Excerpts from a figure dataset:
##########

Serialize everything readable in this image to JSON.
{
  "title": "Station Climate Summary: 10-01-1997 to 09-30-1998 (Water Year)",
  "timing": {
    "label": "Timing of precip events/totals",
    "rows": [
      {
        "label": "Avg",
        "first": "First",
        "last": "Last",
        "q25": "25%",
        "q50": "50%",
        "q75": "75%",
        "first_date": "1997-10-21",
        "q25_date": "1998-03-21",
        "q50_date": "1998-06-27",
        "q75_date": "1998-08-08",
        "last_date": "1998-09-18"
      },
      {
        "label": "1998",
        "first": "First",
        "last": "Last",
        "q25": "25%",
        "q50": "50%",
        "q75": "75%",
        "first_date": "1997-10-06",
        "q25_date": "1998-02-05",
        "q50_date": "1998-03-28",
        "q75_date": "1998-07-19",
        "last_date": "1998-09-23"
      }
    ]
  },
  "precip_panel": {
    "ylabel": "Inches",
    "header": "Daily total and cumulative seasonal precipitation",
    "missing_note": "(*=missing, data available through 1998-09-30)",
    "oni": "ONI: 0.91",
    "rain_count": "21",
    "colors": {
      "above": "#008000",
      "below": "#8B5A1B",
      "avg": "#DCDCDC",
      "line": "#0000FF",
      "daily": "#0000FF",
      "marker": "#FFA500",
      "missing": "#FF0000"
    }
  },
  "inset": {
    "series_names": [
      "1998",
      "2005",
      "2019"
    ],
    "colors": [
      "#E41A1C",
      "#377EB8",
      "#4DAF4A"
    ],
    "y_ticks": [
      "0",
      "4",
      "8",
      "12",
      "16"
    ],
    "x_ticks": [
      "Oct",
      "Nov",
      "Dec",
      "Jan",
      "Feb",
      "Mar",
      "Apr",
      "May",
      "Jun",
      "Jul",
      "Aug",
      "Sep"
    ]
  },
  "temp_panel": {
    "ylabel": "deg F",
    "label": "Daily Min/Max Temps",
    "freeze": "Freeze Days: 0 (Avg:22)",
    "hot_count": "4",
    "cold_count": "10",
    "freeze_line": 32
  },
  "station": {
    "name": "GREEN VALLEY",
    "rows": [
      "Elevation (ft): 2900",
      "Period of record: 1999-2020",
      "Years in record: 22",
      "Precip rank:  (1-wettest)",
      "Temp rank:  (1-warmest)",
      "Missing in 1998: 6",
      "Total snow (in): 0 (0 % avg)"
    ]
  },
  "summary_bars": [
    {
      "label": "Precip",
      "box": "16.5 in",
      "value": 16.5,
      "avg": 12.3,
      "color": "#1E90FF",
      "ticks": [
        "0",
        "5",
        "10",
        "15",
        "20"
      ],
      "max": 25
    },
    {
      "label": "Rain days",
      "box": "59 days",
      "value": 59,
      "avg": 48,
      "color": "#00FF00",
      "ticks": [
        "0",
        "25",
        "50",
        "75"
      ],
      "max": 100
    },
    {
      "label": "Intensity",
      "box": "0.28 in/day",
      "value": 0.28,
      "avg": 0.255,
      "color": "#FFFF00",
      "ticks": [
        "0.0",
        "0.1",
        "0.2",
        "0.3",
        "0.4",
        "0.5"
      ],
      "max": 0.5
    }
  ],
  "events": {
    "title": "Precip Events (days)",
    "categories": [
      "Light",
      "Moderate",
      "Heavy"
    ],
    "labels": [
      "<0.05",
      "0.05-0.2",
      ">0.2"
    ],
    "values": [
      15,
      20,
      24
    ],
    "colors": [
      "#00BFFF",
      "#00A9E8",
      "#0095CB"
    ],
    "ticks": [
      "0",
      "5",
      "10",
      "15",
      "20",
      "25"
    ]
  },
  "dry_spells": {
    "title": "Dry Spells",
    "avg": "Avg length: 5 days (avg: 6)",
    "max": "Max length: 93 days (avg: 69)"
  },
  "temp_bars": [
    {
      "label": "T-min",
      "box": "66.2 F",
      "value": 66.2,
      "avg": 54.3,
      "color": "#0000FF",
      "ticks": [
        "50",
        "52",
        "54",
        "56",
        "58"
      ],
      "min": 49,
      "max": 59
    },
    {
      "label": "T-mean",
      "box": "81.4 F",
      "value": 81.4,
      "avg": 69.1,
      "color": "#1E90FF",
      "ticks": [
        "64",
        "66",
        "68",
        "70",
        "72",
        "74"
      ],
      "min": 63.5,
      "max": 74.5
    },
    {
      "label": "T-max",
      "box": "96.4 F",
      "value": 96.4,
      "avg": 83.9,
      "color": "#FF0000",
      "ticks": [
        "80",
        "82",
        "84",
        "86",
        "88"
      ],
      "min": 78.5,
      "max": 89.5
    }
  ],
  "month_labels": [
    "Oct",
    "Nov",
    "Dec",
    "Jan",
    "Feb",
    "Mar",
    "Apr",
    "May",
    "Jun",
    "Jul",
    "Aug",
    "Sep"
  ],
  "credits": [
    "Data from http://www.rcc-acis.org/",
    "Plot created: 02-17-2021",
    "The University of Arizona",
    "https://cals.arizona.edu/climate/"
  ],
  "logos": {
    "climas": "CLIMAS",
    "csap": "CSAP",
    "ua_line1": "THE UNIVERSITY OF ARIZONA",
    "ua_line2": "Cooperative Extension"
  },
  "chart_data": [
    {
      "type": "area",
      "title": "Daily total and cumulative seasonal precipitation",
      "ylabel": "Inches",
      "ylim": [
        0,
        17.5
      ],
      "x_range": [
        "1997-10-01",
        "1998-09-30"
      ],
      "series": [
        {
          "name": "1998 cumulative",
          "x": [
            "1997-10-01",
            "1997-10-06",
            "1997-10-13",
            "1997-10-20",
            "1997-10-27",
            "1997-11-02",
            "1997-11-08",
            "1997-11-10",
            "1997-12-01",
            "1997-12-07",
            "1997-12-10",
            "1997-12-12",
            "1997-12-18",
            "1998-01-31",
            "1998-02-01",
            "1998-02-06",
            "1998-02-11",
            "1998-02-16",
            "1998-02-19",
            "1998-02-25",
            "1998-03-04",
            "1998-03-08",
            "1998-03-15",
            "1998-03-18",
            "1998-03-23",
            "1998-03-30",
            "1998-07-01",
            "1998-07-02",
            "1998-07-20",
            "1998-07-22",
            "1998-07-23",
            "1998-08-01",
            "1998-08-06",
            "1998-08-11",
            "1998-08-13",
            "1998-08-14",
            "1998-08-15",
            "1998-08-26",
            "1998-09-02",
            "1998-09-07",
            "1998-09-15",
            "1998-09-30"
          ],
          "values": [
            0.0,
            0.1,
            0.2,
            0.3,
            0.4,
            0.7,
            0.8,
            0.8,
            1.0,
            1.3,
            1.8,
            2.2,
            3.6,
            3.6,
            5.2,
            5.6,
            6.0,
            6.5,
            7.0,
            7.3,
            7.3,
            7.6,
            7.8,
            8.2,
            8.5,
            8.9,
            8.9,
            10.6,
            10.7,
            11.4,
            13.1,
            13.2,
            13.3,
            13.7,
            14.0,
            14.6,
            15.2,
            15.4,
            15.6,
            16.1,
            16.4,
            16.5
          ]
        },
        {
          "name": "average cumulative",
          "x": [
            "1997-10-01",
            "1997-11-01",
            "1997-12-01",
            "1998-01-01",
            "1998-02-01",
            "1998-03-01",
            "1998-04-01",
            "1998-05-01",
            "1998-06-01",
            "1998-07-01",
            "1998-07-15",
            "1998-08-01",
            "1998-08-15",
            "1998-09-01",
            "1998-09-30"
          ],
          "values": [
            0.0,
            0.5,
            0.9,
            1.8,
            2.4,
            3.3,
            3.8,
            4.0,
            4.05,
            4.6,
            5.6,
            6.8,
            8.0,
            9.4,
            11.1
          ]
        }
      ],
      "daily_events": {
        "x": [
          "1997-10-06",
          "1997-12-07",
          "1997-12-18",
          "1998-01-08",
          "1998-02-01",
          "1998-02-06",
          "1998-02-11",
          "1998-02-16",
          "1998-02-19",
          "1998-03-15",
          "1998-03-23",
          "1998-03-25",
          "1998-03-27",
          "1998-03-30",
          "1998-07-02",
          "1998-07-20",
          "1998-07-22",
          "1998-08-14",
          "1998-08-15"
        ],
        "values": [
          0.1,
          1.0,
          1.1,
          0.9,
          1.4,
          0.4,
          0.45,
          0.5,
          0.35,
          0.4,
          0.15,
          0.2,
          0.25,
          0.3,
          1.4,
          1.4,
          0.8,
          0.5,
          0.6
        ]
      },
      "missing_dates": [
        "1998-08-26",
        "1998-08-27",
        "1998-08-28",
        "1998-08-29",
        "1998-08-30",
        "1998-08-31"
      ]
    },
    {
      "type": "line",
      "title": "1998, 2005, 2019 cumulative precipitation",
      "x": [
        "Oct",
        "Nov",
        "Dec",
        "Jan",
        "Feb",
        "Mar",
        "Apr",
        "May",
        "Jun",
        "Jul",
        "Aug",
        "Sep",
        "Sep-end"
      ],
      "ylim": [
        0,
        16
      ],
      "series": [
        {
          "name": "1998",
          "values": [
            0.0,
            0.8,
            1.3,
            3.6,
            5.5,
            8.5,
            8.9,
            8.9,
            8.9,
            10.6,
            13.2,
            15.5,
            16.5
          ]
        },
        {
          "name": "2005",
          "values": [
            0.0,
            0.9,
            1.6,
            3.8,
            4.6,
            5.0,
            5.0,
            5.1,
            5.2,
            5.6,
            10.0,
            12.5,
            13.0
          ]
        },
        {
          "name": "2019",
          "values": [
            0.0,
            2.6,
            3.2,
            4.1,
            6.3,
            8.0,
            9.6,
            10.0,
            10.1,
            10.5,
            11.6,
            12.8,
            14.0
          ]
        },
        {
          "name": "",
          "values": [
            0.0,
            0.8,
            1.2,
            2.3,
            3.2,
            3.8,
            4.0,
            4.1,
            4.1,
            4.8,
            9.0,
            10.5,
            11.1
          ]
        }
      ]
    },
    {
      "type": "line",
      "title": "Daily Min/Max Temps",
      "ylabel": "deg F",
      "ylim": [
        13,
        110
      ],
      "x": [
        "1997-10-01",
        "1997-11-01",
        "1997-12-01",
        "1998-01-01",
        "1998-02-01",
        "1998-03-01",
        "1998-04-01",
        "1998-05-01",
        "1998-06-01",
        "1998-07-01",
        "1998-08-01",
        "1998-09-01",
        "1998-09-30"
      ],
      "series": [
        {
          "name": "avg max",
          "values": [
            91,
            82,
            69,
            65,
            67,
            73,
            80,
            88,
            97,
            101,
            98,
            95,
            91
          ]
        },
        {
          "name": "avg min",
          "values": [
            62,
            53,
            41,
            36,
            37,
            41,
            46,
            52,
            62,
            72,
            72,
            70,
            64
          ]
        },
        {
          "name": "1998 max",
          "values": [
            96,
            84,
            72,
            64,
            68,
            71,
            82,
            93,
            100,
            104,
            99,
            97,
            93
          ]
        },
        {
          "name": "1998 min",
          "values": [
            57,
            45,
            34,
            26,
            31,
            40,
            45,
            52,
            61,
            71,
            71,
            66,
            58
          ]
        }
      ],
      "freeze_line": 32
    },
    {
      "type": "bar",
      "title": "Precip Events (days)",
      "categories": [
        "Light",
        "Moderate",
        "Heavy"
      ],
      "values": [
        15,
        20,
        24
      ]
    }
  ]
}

##########

## The task
In the material above, find each line that contains the word "Temps", and select it.

## The result
    "label": "Daily Min/Max Temps",
      "title": "Daily Min/Max Temps",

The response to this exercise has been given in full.